**** STORED RECORDS ****

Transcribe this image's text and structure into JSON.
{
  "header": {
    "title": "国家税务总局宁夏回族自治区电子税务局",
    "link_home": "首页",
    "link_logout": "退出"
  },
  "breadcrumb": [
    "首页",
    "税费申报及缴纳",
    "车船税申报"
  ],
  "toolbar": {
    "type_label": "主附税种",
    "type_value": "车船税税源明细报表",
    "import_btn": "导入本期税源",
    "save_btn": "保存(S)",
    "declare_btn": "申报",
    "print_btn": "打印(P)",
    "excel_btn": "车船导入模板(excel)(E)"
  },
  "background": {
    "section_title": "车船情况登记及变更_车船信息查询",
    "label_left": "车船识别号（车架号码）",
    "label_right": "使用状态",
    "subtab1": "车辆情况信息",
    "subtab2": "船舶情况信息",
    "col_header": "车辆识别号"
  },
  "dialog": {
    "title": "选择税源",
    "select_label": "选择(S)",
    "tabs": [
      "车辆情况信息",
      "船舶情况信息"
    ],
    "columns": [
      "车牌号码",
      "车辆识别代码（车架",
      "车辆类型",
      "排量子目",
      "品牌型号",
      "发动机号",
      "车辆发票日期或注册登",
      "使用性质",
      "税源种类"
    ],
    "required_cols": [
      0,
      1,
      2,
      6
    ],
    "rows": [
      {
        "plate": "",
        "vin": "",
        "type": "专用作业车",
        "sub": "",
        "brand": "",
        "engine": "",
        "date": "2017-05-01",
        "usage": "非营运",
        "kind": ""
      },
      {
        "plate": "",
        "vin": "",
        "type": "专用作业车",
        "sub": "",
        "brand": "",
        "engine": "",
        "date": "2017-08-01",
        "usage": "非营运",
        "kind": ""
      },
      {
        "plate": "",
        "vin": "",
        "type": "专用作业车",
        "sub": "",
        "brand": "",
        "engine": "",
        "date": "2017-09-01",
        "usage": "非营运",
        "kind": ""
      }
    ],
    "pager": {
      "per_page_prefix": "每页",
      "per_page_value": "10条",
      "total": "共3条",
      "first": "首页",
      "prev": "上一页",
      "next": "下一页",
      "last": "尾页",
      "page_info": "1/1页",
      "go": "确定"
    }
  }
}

****

GOAL:
Would you restate each of the entries word for word?

RESULT OF THIS TASK:
Transcribe this image's text and structure into JSON.
{
  "header": {
    "title": "国家税务总局宁夏回族自治区电子税务局",
    "link_home": "首页",
    "link_logout": "退出"
  },
  "breadcrumb": [
    "首页",
    "税费申报及缴纳",
    "车船税申报"
  ],
  "toolbar": {
    "type_label": "主附税种",
    "type_value": "车船税税源明细报表",
    "import_btn": "导入本期税源",
    "save_btn": "保存(S)",
    "declare_btn": "申报",
    "print_btn": "打印(P)",
    "excel_btn": "车船导入模板(excel)(E)"
  },
  "background": {
    "section_title": "车船情况登记及变更_车船信息查询",
    "label_left": "车船识别号（车架号码）",
    "label_right": "使用状态",
    "subtab1": "车辆情况信息",
    "subtab2": "船舶情况信息",
    "col_header": "车辆识别号"
  },
  "dialog": {
    "title": "选择税源",
    "select_label": "选择(S)",
    "tabs": [
      "车辆情况信息",
      "船舶情况信息"
    ],
    "columns": [
      "车牌号码",
      "车辆识别代码（车架",
      "车辆类型",
      "排量子目",
      "品牌型号",
      "发动机号",
      "车辆发票日期或注册登",
      "使用性质",
      "税源种类"
    ],
    "required_cols": [
      0,
      1,
      2,
      6
    ],
    "rows": [
      {
        "plate": "",
        "vin": "",
        "type": "专用作业车",
        "sub": "",
        "brand": "",
        "engine": "",
        "date": "2017-05-01",
        "usage": "非营运",
        "kind": ""
      },
      {
        "plate": "",
        "vin": "",
        "type": "专用作业车",
        "sub": "",
        "brand": "",
        "engine": "",
        "date": "2017-08-01",
        "usage": "非营运",
        "kind": ""
      },
      {
        "plate": "",
        "vin": "",
        "type": "专用作业车",
        "sub": "",
        "brand": "",
        "engine": "",
        "date": "2017-09-01",
        "usage": "非营运",
        "kind": ""
      }
    ],
    "pager": {
      "per_page_prefix": "每页",
      "per_page_value": "10条",
      "total": "共3条",
      "first": "首页",
      "prev": "上一页",
      "next": "下一页",
      "last": "尾页",
      "page_info": "1/1页",
      "go": "确定"
    }
  }
}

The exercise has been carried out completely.